INPUT DATA -
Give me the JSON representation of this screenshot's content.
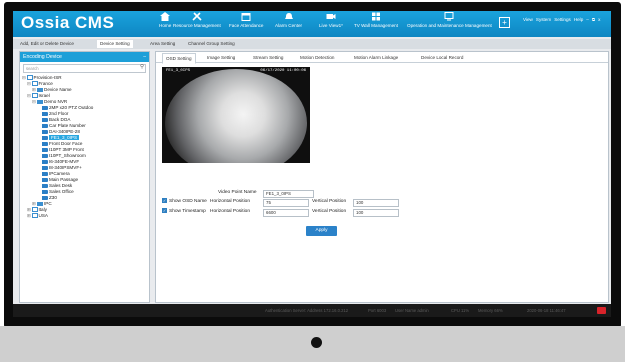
{
  "app": {
    "title": "Ossia CMS"
  },
  "nav": [
    {
      "label": "Home",
      "icon": "home-icon"
    },
    {
      "label": "Resource Management",
      "icon": "tools-icon"
    },
    {
      "label": "Face Attendance",
      "icon": "calendar-icon"
    },
    {
      "label": "Alarm Center",
      "icon": "alarm-icon"
    },
    {
      "label": "Live View1*",
      "icon": "camera-icon"
    },
    {
      "label": "TV Wall Management",
      "icon": "grid-icon"
    },
    {
      "label": "Operation and Maintenance Management",
      "icon": "monitor-icon"
    }
  ],
  "window": {
    "view": "View",
    "system": "System",
    "settings": "Settings",
    "help": "Help",
    "minimize": "–",
    "restore": "⧉",
    "close": "x"
  },
  "top_tabs": [
    {
      "label": "Add, Edit or Delete Device"
    },
    {
      "label": "Device Setting"
    },
    {
      "label": "Area Setting"
    },
    {
      "label": "Channel Group Setting"
    }
  ],
  "left": {
    "title": "Encoding Device",
    "collapse": "–",
    "search_placeholder": "search",
    "tree": [
      {
        "label": "Provision-ISR",
        "indent": 0,
        "exp": "⊟",
        "type": "home"
      },
      {
        "label": "France",
        "indent": 1,
        "exp": "⊟",
        "type": "home"
      },
      {
        "label": "Device Name",
        "indent": 2,
        "exp": "⊞",
        "type": "nvr"
      },
      {
        "label": "Israel",
        "indent": 1,
        "exp": "⊟",
        "type": "home"
      },
      {
        "label": "Demo NVR",
        "indent": 2,
        "exp": "⊟",
        "type": "nvr"
      },
      {
        "label": "2MP x20 PTZ Outdoo",
        "indent": 3,
        "exp": "",
        "type": "cam"
      },
      {
        "label": "2nd Floor",
        "indent": 3,
        "exp": "",
        "type": "cam"
      },
      {
        "label": "Back DOA",
        "indent": 3,
        "exp": "",
        "type": "cam"
      },
      {
        "label": "Car Plate Number",
        "indent": 3,
        "exp": "",
        "type": "cam"
      },
      {
        "label": "DAI-340IPE-28",
        "indent": 3,
        "exp": "",
        "type": "cam"
      },
      {
        "label": "FE1_3_0IPS",
        "indent": 3,
        "exp": "",
        "type": "cam",
        "selected": true
      },
      {
        "label": "Front Door Face",
        "indent": 3,
        "exp": "",
        "type": "cam"
      },
      {
        "label": "I10PT 3MP Front",
        "indent": 3,
        "exp": "",
        "type": "cam"
      },
      {
        "label": "I10PT_Showroom",
        "indent": 3,
        "exp": "",
        "type": "cam"
      },
      {
        "label": "I6-340FE-MVF",
        "indent": 3,
        "exp": "",
        "type": "cam"
      },
      {
        "label": "I8-340IPSMVF+",
        "indent": 3,
        "exp": "",
        "type": "cam"
      },
      {
        "label": "IPCamera",
        "indent": 3,
        "exp": "",
        "type": "cam"
      },
      {
        "label": "Main Passage",
        "indent": 3,
        "exp": "",
        "type": "cam"
      },
      {
        "label": "Sales Desk",
        "indent": 3,
        "exp": "",
        "type": "cam"
      },
      {
        "label": "Sales Office",
        "indent": 3,
        "exp": "",
        "type": "cam"
      },
      {
        "label": "Z30",
        "indent": 3,
        "exp": "",
        "type": "cam"
      },
      {
        "label": "IPC",
        "indent": 2,
        "exp": "⊞",
        "type": "nvr"
      },
      {
        "label": "Italy",
        "indent": 1,
        "exp": "⊞",
        "type": "home"
      },
      {
        "label": "USA",
        "indent": 1,
        "exp": "⊞",
        "type": "home"
      }
    ]
  },
  "right": {
    "tabs": [
      {
        "label": "OSD Setting"
      },
      {
        "label": "Image Setting"
      },
      {
        "label": "Stream Setting"
      },
      {
        "label": "Motion Detection"
      },
      {
        "label": "Motion Alarm Linkage"
      },
      {
        "label": "Device Local Record"
      }
    ],
    "video": {
      "osd_name": "FE1_3_0IPS",
      "osd_time": "06/17/2020 11:00:06"
    },
    "form": {
      "video_point_name_label": "Video Point Name",
      "video_point_name_value": "FE1_3_0IPS",
      "show_osd_name_label": "Show OSD Name",
      "show_timestamp_label": "Show Timestamp",
      "horizontal_position_label": "Horizontal Position",
      "vertical_position_label": "Vertical Position",
      "osd_h": "75",
      "osd_v": "100",
      "ts_h": "6600",
      "ts_v": "100",
      "apply_label": "Apply"
    }
  },
  "status": {
    "auth_server": "Authentication Server: Address 172.16.0.212",
    "port": "Port 6003",
    "user": "User Name admin",
    "cpu": "CPU 11%",
    "memory": "Memory 66%",
    "datetime": "2020-06-18 11:46:47"
  },
  "colors": {
    "brand_bar": "#1aa3dd",
    "accent": "#29a7e0",
    "apply": "#2b82c9",
    "status_bg": "#1a1a1a",
    "alert": "#d8232a"
  }
}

TASK PROMPT -
Go through the records and copy each line with "title" in it.

REPLY TO THE TASK -
    "title": "Ossia CMS"
    "title": "Encoding Device",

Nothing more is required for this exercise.